§ What is being asked: Write out every entry exactly as it appears.
==== Information provided
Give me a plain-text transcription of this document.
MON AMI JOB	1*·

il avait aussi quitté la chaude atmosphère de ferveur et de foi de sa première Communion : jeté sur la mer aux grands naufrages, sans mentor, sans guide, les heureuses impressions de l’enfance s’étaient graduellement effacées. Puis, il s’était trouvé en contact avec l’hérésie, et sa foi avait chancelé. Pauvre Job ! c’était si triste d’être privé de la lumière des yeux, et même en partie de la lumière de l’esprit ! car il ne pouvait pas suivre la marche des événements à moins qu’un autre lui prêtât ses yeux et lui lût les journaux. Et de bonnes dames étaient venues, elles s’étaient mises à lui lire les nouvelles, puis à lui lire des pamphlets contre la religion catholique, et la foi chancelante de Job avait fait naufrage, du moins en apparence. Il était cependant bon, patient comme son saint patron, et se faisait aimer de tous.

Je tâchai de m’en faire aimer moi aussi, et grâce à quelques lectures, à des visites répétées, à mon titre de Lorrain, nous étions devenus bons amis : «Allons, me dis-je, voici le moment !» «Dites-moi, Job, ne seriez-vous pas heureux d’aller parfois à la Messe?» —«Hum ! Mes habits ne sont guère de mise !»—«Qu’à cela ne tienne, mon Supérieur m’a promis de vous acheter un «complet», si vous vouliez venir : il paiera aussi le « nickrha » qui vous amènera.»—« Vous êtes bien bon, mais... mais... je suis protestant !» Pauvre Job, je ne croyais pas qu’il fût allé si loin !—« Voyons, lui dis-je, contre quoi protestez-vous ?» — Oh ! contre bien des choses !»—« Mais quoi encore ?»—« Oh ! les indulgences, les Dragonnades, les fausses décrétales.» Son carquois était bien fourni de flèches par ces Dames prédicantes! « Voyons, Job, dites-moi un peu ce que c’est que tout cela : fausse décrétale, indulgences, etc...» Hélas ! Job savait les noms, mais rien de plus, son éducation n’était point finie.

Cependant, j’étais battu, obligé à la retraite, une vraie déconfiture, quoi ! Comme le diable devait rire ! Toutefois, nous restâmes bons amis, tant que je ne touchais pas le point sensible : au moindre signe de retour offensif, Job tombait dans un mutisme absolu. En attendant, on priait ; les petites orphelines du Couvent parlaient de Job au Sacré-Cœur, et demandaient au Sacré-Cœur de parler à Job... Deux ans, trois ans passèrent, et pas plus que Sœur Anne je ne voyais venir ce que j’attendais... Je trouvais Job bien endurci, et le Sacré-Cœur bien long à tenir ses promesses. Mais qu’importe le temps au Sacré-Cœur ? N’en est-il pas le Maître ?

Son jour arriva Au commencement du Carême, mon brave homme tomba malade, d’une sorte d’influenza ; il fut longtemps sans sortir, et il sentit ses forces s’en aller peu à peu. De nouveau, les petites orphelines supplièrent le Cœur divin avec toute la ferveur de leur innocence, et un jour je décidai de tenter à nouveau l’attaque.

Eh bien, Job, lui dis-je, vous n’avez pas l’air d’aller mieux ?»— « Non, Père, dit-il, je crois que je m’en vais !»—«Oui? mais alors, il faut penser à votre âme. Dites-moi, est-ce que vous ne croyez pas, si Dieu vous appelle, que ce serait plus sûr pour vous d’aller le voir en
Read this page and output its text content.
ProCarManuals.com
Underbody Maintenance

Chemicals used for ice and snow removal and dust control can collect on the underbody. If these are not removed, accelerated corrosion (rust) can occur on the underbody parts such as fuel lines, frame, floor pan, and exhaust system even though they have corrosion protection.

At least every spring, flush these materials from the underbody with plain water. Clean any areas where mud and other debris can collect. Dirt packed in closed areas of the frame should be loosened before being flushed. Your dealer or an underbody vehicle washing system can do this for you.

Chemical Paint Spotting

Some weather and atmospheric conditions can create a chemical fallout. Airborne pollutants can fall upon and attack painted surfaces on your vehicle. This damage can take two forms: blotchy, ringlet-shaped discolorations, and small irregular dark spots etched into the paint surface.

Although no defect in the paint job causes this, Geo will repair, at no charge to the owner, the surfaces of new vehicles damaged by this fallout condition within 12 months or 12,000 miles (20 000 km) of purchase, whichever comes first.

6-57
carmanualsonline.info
========
§ Complete output:
Give me a plain-text transcription of this document.
MON AMI JOB	1*·

il avait aussi quitté la chaude atmosphère de ferveur et de foi de sa première Communion : jeté sur la mer aux grands naufrages, sans mentor, sans guide, les heureuses impressions de l’enfance s’étaient graduellement effacées. Puis, il s’était trouvé en contact avec l’hérésie, et sa foi avait chancelé. Pauvre Job ! c’était si triste d’être privé de la lumière des yeux, et même en partie de la lumière de l’esprit ! car il ne pouvait pas suivre la marche des événements à moins qu’un autre lui prêtât ses yeux et lui lût les journaux. Et de bonnes dames étaient venues, elles s’étaient mises à lui lire les nouvelles, puis à lui lire des pamphlets contre la religion catholique, et la foi chancelante de Job avait fait naufrage, du moins en apparence. Il était cependant bon, patient comme son saint patron, et se faisait aimer de tous.

Je tâchai de m’en faire aimer moi aussi, et grâce à quelques lectures, à des visites répétées, à mon titre de Lorrain, nous étions devenus bons amis : «Allons, me dis-je, voici le moment !» «Dites-moi, Job, ne seriez-vous pas heureux d’aller parfois à la Messe?» —«Hum ! Mes habits ne sont guère de mise !»—«Qu’à cela ne tienne, mon Supérieur m’a promis de vous acheter un «complet», si vous vouliez venir : il paiera aussi le « nickrha » qui vous amènera.»—« Vous êtes bien bon, mais... mais... je suis protestant !» Pauvre Job, je ne croyais pas qu’il fût allé si loin !—« Voyons, lui dis-je, contre quoi protestez-vous ?» — Oh ! contre bien des choses !»—« Mais quoi encore ?»—« Oh ! les indulgences, les Dragonnades, les fausses décrétales.» Son carquois était bien fourni de flèches par ces Dames prédicantes! « Voyons, Job, dites-moi un peu ce que c’est que tout cela : fausse décrétale, indulgences, etc...» Hélas ! Job savait les noms, mais rien de plus, son éducation n’était point finie.

Cependant, j’étais battu, obligé à la retraite, une vraie déconfiture, quoi ! Comme le diable devait rire ! Toutefois, nous restâmes bons amis, tant que je ne touchais pas le point sensible : au moindre signe de retour offensif, Job tombait dans un mutisme absolu. En attendant, on priait ; les petites orphelines du Couvent parlaient de Job au Sacré-Cœur, et demandaient au Sacré-Cœur de parler à Job... Deux ans, trois ans passèrent, et pas plus que Sœur Anne je ne voyais venir ce que j’attendais... Je trouvais Job bien endurci, et le Sacré-Cœur bien long à tenir ses promesses. Mais qu’importe le temps au Sacré-Cœur ? N’en est-il pas le Maître ?

Son jour arriva Au commencement du Carême, mon brave homme tomba malade, d’une sorte d’influenza ; il fut longtemps sans sortir, et il sentit ses forces s’en aller peu à peu. De nouveau, les petites orphelines supplièrent le Cœur divin avec toute la ferveur de leur innocence, et un jour je décidai de tenter à nouveau l’attaque.

Eh bien, Job, lui dis-je, vous n’avez pas l’air d’aller mieux ?»— « Non, Père, dit-il, je crois que je m’en vais !»—«Oui? mais alors, il faut penser à votre âme. Dites-moi, est-ce que vous ne croyez pas, si Dieu vous appelle, que ce serait plus sûr pour vous d’aller le voir en
Read this page and output its text content.
ProCarManuals.com
Underbody Maintenance

Chemicals used for ice and snow removal and dust control can collect on the underbody. If these are not removed, accelerated corrosion (rust) can occur on the underbody parts such as fuel lines, frame, floor pan, and exhaust system even though they have corrosion protection.

At least every spring, flush these materials from the underbody with plain water. Clean any areas where mud and other debris can collect. Dirt packed in closed areas of the frame should be loosened before being flushed. Your dealer or an underbody vehicle washing system can do this for you.

Chemical Paint Spotting

Some weather and atmospheric conditions can create a chemical fallout. Airborne pollutants can fall upon and attack painted surfaces on your vehicle. This damage can take two forms: blotchy, ringlet-shaped discolorations, and small irregular dark spots etched into the paint surface.

Although no defect in the paint job causes this, Geo will repair, at no charge to the owner, the surfaces of new vehicles damaged by this fallout condition within 12 months or 12,000 miles (20 000 km) of purchase, whichever comes first.

6-57
carmanualsonline.info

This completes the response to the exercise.